→ **TRECHO DO DOCUMENTO**:
A capa do LP Todos os olhos, de Tom Zé, lançado há 50 anos, é toda preenchida com uma foto de um ânus no qual está encaixado uma bola de gude dando assim a impressão de ser um olho. E, dessa forma, aquela arte foi entendida por décadas. Não houvesse essa percepção, jamais teria sido liberada pela censura. O segredo só foi revelado anos mais tarde pelo músico David Byrne que, ao lançar o LP nos Estados Unidos no final do século passado, escreveu essa história na contracapa. O episódio, porém, é controverso.

O que se sabe é que o poeta e publicitário Decio Pignatari (1927 – 2012) é quem deu a ideia. “Se são todos os olhos, tem de incluir o olho do cu”, teria dito ele. Um fotógrafo da agência de Décio se prontificou a fazer a tal foto contando com a ajuda voluntária de sua namorada. Depois de muitas tentativas sem êxito, o casal teve a ideia de colocar a bola de gude entre os lábios da moça e assim ficou. Seja como for, o olho do cu se imortalizou no magnífico álbum do cantor baiano.

Relembro essa história para ressaltar o argumento do Pignatari que atribui metaforicamente ao cu uma capacidade de visão. Renato Gonda fala dessa atribuição pouco reconhecida de observar o mundo a partir do cu como centro das coisas, pois, no universo da cultura, alguém já falou, o centro está em toda parte. Que seja outorgado ao cu essa prerrogativa. O ânus tem uma condição privilegiada, pois não é meio, ele é fim, assim como a Cultura. E Renato refuta qualquer utilitarismo da cultura em seu manifesto PACU que defende o Partido da Cultura sem medo de explicitar o uso das letras C e U na sigla de sua agremiação que também faz uma homenagem a um peixe de rio tão popular no Brasil.

→ **OBJETIVO A**:
Responda, com base no trecho sobre a capa do LP Todos os olhos:
(i) Quem revelou o segredo da capa, e onde essa história foi escrita?
(ii) A quem o trecho atribui a ideia da capa?
(iii) Qual é o nome do manifesto de Renato Gonda, e o que ele defende?

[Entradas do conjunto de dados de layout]
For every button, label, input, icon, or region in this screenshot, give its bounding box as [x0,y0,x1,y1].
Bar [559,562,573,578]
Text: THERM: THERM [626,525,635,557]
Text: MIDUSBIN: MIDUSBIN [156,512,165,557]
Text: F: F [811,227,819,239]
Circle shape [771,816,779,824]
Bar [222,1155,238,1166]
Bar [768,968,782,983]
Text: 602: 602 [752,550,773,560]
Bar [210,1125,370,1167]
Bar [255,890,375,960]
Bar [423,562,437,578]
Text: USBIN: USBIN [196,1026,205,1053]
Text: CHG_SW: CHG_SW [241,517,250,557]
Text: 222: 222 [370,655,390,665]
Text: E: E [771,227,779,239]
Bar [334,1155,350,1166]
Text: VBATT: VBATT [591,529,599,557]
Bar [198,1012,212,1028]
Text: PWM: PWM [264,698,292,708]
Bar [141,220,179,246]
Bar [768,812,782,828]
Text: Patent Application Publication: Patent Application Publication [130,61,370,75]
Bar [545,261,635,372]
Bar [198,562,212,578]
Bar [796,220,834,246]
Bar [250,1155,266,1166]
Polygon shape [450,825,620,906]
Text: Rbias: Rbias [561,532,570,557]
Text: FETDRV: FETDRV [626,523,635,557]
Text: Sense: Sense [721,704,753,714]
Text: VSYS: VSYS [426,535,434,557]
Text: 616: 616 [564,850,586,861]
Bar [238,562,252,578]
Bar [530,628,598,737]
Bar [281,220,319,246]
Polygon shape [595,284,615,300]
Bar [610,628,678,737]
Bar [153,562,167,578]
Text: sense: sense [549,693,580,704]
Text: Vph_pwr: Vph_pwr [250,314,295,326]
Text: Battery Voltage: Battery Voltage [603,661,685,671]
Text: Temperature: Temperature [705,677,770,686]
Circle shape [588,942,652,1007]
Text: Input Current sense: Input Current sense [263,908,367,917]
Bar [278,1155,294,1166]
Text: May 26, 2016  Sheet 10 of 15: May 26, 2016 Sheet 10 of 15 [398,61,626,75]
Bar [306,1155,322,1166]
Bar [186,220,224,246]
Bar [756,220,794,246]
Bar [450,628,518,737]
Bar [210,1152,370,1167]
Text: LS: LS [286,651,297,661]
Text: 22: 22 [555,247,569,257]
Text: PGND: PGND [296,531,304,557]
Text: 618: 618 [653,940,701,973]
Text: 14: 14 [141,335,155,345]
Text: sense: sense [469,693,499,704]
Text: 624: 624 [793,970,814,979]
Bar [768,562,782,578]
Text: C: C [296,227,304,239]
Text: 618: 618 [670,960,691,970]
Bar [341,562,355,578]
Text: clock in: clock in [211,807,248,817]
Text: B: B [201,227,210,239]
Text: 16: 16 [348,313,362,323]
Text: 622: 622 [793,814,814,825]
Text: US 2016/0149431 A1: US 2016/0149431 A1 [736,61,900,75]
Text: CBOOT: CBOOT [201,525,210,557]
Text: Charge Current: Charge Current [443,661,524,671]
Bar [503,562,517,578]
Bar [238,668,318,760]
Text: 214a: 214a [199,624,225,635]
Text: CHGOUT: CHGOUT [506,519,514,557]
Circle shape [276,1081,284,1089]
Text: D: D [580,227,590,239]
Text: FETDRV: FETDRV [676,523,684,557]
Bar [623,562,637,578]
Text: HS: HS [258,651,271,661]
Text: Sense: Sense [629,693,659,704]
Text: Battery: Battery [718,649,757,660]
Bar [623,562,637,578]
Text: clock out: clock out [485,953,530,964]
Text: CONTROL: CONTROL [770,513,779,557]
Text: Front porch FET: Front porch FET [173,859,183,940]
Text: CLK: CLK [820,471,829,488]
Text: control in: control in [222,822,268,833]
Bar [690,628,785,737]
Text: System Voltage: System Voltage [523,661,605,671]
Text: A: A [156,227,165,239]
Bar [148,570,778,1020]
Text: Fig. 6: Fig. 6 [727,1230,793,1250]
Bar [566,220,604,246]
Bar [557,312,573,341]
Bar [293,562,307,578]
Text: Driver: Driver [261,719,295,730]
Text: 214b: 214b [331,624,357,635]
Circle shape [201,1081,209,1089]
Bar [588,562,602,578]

→ **OBJETIVO B**: Converta em lista numerada o trecho dos registros que vai do início até a linha que contém "Bar [255,890,375,960]", incluída esta, omitindo as linhas em branco.

→ **SOLUÇÃO REDIGIDA A**:
(i) O músico David Byrne, que escreveu a história na contracapa ao lançar o LP nos Estados Unidos no final do século passado.
(ii) Ao poeta e publicitário Decio Pignatari.
(iii) O manifesto chama-se PACU e defende o Partido da Cultura.

→ **SOLUÇÃO REDIGIDA B**:
1. For every button, label, input, icon, or region in this screenshot, give its bounding box as [x0,y0,x1,y1].
2. Bar [559,562,573,578]
3. Text: THERM: THERM [626,525,635,557]
4. Text: MIDUSBIN: MIDUSBIN [156,512,165,557]
5. Text: F: F [811,227,819,239]
6. Circle shape [771,816,779,824]
7. Bar [222,1155,238,1166]
8. Bar [768,968,782,983]
9. Text: 602: 602 [752,550,773,560]
10. Bar [210,1125,370,1167]
11. Bar [255,890,375,960]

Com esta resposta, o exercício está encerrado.